SET PROBLEM: Copy out all lines where "projects" appears.

TASK MATERIAL:
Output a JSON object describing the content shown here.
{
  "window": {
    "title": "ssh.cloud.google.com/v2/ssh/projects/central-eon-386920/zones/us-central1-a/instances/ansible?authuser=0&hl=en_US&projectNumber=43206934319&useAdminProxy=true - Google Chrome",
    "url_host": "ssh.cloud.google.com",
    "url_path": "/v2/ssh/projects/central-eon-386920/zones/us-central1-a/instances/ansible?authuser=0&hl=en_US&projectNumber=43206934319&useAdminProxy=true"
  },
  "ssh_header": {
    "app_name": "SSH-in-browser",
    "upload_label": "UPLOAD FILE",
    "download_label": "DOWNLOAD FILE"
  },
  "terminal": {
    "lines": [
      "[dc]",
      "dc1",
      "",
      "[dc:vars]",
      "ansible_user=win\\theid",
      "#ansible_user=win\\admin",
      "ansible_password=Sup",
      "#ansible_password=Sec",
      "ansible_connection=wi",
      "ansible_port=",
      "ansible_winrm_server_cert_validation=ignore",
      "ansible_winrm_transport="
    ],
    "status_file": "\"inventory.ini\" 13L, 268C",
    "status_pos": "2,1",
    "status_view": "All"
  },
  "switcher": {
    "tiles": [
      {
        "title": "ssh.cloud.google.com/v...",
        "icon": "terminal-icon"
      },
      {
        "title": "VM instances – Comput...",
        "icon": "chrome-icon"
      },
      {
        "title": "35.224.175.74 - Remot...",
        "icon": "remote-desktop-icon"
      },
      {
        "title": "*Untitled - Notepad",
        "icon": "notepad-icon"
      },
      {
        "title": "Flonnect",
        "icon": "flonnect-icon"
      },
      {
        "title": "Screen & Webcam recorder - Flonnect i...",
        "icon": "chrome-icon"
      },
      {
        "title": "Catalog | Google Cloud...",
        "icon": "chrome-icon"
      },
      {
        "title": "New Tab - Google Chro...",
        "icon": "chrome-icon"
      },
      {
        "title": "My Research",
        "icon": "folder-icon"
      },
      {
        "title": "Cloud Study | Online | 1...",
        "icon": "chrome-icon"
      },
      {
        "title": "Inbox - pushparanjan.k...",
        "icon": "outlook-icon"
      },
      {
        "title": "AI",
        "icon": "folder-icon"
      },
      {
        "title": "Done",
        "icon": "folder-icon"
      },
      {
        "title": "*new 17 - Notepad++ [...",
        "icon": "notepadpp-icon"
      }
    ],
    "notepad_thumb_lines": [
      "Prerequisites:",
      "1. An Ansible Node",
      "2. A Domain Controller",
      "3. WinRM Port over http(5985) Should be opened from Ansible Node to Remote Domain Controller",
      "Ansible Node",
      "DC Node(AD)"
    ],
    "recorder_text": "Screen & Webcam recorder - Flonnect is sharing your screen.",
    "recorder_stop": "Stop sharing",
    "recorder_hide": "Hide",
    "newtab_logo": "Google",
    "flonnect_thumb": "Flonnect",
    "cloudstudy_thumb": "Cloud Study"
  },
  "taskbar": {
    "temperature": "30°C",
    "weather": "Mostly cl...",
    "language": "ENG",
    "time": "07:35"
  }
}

...

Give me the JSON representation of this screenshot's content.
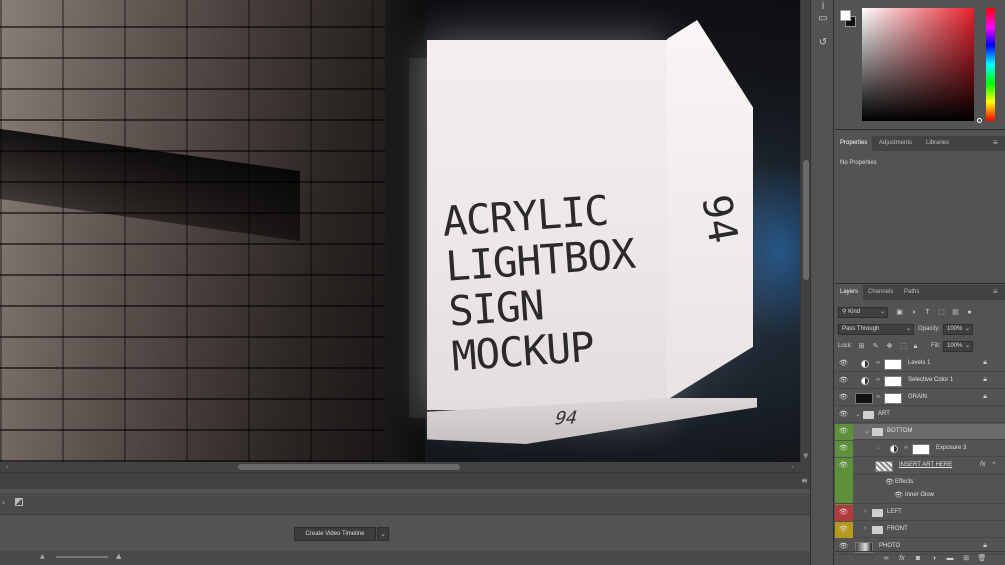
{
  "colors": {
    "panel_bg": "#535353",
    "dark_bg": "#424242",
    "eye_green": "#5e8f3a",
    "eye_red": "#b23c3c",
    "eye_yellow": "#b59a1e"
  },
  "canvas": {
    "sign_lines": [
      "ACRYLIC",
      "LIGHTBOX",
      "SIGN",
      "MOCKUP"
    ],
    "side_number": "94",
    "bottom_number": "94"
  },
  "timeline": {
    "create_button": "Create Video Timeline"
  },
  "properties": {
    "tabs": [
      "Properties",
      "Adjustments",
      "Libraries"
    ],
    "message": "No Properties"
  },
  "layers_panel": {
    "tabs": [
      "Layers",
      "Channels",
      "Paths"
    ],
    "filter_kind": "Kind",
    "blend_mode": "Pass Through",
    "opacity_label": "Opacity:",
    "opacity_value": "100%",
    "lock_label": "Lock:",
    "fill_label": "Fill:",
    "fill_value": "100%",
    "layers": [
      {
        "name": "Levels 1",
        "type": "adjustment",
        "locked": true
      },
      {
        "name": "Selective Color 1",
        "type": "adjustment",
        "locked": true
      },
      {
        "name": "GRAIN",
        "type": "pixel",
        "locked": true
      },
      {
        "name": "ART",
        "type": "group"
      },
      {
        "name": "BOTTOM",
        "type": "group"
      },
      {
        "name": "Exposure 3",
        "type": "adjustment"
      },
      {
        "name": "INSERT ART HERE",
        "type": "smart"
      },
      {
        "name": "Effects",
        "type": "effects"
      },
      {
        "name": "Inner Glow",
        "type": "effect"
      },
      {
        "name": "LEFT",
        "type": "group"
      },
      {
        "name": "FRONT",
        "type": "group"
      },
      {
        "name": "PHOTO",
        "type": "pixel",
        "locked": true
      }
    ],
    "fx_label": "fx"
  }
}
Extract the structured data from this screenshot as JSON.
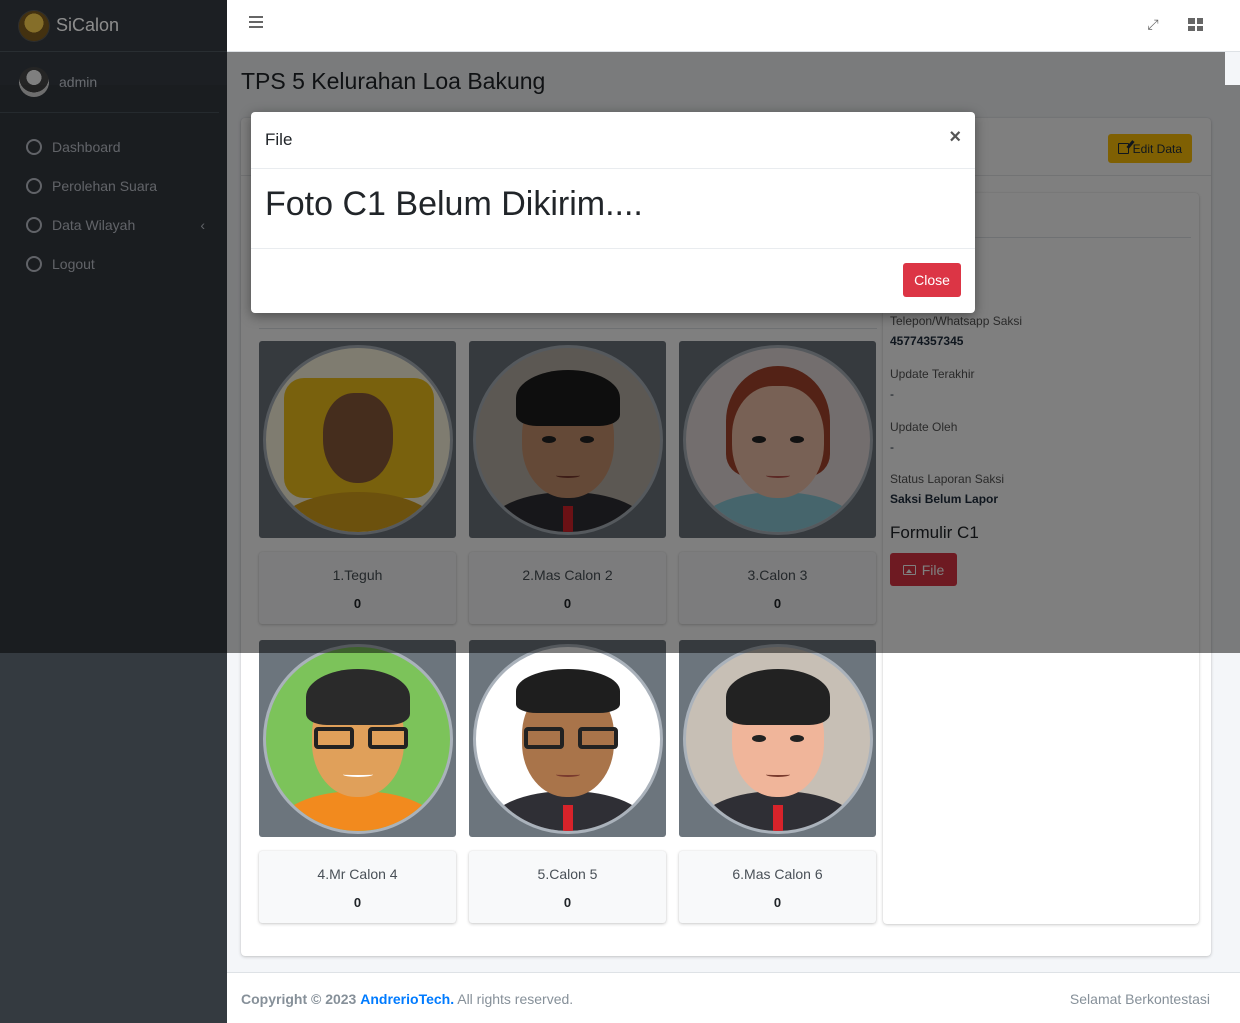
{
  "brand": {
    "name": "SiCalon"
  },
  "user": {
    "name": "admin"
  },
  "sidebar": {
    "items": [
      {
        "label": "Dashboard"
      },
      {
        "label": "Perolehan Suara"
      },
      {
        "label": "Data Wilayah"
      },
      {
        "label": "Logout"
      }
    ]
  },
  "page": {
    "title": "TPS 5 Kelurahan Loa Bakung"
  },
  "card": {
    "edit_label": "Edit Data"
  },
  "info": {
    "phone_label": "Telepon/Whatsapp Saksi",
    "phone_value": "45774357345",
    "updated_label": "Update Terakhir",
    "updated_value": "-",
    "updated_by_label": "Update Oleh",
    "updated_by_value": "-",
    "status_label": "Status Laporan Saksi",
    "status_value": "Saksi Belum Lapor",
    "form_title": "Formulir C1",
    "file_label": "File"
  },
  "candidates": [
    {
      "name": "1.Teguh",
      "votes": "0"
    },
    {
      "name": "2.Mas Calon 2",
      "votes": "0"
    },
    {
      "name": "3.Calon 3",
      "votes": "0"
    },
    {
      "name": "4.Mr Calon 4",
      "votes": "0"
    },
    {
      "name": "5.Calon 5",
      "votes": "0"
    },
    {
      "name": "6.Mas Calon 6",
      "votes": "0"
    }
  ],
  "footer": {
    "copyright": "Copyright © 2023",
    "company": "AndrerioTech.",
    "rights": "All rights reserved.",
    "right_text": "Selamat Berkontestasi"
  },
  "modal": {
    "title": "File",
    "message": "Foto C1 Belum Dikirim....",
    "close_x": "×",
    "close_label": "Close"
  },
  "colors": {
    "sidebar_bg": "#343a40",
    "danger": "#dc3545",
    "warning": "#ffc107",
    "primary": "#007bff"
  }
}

EXERCISE SOLUTION:
    "title": "ssh.cloud.google.com/v2/ssh/projects/central-eon-386920/zones/us-central1-a/instances/ansible?authuser=0&hl=en_US&projectNumber=43206934319&useAdminProxy=true - Google Chrome",
    "url_path": "/v2/ssh/projects/central-eon-386920/zones/us-central1-a/instances/ansible?authuser=0&hl=en_US&projectNumber=43206934319&useAdminProxy=true"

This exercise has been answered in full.